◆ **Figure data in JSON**

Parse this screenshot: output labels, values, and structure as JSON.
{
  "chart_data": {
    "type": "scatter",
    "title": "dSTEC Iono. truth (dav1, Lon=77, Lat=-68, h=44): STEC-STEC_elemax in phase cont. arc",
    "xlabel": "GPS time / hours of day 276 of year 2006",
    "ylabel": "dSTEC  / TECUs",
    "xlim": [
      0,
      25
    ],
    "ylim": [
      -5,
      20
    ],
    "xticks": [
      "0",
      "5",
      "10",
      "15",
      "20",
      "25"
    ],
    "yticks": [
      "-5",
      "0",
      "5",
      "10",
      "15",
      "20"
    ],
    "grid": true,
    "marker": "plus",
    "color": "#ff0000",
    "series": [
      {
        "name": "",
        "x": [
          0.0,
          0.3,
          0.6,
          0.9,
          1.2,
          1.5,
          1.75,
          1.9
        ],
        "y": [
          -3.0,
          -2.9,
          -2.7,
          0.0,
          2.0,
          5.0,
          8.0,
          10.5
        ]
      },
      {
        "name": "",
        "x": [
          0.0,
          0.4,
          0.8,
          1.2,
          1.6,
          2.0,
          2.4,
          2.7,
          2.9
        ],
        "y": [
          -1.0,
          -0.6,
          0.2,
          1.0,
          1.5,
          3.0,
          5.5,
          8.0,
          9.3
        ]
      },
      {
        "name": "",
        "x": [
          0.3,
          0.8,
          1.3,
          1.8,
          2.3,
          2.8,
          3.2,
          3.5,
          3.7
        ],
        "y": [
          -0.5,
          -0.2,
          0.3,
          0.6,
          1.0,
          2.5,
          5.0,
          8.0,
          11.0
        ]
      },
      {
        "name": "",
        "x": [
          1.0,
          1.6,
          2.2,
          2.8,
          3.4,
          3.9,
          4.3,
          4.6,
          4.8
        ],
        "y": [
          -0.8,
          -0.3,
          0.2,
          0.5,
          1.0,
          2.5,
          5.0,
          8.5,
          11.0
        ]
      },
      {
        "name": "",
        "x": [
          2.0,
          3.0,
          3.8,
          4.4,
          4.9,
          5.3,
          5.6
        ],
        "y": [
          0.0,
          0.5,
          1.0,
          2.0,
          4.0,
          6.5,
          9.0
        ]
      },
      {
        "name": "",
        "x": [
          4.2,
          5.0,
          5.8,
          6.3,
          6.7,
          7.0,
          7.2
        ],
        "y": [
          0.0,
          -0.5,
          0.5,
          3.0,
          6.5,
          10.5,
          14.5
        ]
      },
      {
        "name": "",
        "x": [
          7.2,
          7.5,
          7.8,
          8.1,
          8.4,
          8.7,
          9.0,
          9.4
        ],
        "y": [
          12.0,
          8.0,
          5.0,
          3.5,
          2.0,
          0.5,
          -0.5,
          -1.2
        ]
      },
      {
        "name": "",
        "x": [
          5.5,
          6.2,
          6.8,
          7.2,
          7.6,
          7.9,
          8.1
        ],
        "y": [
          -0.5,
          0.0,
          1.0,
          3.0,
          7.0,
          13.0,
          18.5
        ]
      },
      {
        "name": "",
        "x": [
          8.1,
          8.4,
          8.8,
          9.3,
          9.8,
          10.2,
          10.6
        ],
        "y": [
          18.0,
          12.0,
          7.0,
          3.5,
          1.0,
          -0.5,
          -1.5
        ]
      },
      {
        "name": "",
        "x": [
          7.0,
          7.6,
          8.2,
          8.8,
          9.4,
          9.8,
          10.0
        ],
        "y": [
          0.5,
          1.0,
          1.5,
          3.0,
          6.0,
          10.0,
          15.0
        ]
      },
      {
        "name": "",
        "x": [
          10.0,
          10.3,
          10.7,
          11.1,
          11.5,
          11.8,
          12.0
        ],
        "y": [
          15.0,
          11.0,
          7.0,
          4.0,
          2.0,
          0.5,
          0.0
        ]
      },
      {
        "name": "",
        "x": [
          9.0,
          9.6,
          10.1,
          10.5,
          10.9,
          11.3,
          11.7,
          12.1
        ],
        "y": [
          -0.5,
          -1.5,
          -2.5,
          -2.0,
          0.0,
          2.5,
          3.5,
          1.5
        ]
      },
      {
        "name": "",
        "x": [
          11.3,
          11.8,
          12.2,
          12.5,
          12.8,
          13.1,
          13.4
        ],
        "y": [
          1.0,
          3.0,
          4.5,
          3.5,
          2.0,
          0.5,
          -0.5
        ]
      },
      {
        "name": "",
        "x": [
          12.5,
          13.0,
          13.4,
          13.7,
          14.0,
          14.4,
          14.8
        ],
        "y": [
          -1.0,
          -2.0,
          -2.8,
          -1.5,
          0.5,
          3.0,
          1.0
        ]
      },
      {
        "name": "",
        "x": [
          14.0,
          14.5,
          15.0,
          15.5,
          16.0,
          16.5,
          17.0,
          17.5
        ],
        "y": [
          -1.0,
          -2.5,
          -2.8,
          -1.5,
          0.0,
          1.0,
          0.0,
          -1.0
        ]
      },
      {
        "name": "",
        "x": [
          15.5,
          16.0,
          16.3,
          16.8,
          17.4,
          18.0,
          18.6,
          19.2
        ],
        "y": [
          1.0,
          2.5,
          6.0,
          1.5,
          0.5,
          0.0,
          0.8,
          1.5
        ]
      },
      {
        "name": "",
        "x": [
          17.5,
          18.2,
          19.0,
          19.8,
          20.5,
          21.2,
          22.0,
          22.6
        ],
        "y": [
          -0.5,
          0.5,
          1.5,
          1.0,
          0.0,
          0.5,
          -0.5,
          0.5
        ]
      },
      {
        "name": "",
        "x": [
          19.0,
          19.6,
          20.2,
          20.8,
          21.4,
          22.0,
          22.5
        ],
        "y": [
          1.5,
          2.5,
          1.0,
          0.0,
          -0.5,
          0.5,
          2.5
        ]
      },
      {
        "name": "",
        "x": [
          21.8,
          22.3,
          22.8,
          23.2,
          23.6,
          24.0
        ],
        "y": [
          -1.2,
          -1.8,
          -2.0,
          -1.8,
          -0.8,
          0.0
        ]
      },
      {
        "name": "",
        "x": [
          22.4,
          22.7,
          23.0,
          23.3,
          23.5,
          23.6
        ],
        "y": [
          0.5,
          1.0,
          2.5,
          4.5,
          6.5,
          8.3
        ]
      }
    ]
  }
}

==

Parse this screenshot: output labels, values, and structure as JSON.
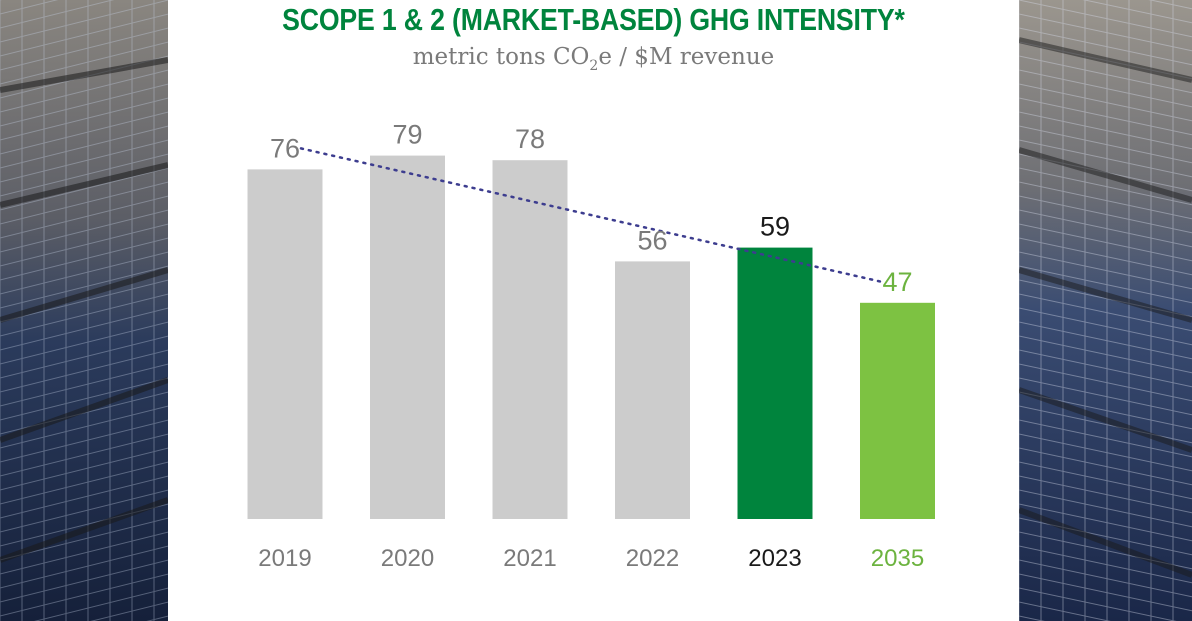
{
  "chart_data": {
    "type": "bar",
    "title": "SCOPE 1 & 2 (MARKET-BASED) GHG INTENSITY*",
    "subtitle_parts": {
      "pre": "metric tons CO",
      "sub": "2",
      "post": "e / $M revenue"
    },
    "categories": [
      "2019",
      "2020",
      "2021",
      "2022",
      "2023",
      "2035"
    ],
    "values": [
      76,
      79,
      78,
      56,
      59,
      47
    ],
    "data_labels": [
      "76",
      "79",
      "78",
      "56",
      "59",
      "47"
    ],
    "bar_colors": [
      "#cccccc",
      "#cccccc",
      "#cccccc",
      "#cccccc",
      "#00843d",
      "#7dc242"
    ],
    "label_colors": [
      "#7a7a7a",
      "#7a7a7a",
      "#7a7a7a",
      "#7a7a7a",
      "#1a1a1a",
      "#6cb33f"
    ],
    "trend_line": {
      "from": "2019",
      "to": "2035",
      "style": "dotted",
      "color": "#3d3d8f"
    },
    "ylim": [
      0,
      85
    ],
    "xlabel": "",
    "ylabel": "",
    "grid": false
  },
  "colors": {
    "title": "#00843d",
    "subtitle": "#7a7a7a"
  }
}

* * *

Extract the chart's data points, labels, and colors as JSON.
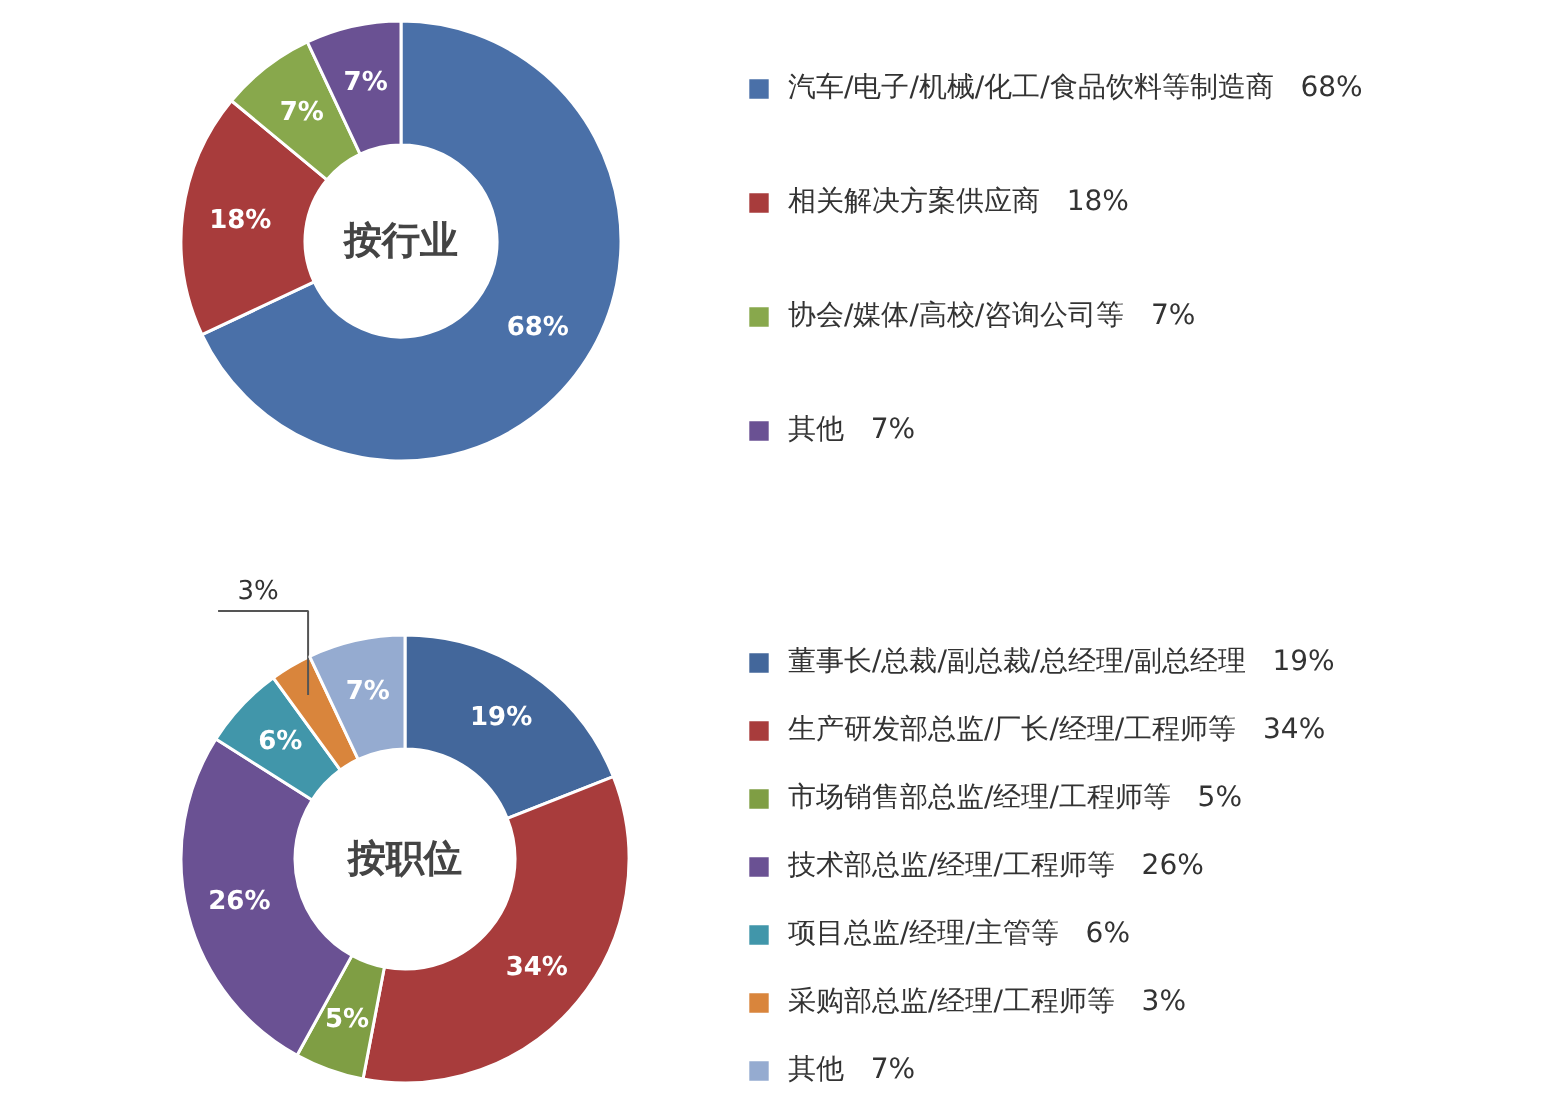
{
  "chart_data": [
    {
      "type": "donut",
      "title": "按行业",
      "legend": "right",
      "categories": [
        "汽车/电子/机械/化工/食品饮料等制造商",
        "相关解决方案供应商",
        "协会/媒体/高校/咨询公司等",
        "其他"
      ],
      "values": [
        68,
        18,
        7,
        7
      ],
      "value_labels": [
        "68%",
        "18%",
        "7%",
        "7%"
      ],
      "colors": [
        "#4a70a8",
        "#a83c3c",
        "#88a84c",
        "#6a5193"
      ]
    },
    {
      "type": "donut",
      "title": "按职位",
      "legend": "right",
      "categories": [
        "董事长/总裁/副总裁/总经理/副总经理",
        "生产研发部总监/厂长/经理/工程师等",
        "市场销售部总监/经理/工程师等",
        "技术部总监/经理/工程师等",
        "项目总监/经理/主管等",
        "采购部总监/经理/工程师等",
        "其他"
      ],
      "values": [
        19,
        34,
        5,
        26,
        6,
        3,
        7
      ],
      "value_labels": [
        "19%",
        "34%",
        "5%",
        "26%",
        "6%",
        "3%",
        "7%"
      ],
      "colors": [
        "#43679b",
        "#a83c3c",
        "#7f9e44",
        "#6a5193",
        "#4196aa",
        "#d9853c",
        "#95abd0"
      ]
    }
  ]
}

◆ **The task**
Filter for "工程师等". Return all lines that hold it.

◆ **Final answer**
        "生产研发部总监/厂长/经理/工程师等",
        "市场销售部总监/经理/工程师等",
        "技术部总监/经理/工程师等",
        "采购部总监/经理/工程师等",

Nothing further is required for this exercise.